— Information given —
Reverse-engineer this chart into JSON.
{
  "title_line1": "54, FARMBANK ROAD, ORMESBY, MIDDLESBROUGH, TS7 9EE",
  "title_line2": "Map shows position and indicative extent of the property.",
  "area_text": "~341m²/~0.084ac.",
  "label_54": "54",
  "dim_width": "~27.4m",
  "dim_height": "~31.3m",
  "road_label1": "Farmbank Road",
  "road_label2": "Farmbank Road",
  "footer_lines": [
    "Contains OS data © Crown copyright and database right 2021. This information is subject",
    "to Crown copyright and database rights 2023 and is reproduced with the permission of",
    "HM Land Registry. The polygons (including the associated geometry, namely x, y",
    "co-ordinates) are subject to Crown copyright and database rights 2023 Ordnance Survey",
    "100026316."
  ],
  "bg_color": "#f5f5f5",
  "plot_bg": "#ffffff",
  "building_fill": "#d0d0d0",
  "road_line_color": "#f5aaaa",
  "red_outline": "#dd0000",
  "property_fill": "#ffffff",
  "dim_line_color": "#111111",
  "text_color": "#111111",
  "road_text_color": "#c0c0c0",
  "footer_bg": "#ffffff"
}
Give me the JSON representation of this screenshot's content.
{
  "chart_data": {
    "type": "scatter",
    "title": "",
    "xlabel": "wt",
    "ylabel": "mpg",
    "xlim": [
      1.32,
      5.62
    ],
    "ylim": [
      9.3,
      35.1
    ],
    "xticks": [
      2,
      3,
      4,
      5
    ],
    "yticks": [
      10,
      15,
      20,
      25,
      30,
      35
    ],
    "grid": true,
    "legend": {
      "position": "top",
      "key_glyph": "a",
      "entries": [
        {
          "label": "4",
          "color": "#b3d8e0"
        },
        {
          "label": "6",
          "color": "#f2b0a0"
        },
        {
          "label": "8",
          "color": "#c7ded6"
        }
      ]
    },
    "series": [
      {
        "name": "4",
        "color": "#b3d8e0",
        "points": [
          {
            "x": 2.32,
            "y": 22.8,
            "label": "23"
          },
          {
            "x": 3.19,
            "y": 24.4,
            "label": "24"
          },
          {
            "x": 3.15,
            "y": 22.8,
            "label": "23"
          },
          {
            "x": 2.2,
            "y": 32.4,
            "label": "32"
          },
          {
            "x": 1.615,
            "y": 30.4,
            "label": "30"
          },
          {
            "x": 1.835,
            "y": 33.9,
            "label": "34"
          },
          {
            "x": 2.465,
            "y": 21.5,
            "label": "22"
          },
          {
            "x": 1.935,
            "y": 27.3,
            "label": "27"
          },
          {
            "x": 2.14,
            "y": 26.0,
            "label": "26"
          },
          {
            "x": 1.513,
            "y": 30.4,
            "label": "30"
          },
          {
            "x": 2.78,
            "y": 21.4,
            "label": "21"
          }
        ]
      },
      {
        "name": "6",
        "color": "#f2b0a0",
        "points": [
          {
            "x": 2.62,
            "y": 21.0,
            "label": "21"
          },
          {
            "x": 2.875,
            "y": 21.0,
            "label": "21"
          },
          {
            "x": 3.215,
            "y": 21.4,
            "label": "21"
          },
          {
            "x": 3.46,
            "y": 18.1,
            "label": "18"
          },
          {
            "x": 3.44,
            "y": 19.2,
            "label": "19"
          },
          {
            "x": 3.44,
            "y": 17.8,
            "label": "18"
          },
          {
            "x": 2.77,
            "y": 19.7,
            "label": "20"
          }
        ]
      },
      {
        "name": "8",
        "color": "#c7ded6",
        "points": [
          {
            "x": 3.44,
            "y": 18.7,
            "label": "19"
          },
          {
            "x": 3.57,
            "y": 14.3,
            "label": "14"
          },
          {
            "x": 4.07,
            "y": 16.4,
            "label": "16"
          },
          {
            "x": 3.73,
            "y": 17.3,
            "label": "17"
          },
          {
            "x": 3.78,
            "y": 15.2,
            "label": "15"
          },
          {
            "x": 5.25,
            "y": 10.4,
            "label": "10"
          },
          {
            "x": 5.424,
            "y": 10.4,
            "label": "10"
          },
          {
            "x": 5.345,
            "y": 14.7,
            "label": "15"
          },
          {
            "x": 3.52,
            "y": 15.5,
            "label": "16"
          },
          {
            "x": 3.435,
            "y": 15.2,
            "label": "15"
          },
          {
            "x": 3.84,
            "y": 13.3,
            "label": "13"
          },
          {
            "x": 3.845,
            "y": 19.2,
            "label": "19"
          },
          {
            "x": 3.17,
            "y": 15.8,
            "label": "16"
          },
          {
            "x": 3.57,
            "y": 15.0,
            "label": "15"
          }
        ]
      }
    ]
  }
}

==

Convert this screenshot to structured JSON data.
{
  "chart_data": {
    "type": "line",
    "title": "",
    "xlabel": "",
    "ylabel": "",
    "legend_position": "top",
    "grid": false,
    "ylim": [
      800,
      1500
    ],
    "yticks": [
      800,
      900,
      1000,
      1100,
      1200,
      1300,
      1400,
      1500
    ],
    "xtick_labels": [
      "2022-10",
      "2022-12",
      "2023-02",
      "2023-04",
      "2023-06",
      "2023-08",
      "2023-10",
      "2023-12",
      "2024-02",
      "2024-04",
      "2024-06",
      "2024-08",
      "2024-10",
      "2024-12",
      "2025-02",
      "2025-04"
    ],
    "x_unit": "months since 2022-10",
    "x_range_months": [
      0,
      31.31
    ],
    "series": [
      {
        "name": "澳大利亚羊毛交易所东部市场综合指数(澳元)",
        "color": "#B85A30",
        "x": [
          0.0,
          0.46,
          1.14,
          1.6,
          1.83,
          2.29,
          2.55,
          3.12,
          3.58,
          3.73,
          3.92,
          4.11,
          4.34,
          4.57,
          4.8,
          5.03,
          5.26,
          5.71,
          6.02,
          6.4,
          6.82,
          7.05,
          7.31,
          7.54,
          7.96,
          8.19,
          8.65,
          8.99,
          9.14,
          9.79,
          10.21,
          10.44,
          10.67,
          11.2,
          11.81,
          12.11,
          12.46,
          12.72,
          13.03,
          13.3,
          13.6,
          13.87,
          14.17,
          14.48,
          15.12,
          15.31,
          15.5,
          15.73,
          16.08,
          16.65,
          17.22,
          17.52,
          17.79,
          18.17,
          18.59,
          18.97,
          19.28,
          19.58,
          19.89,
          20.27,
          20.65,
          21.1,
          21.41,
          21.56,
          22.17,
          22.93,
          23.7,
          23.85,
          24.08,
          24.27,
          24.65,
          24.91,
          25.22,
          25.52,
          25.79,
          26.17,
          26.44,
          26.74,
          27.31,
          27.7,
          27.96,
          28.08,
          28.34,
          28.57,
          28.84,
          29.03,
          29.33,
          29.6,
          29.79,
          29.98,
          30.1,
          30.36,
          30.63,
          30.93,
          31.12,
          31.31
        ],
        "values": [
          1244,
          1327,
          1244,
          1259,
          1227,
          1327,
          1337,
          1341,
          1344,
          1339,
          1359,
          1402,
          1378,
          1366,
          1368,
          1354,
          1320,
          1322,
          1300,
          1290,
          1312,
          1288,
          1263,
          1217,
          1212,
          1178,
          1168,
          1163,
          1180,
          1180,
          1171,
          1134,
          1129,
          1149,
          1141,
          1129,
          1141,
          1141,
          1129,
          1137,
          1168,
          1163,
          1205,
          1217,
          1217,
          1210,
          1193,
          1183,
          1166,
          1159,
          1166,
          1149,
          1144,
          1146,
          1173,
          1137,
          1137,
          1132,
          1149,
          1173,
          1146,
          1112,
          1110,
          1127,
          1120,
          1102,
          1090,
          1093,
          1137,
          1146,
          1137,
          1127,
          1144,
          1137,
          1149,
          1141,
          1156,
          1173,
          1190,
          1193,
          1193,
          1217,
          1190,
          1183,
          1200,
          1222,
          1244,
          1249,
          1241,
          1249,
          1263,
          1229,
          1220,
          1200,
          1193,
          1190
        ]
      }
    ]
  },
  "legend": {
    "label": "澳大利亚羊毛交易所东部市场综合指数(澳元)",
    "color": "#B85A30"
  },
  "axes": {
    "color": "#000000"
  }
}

— Your goal —
Search the data above for the word "database", then gather each line in which it appears.

— The response —
    "Contains OS data © Crown copyright and database right 2021. This information is subject",
    "to Crown copyright and database rights 2023 and is reproduced with the permission of",
    "co-ordinates) are subject to Crown copyright and database rights 2023 Ordnance Survey",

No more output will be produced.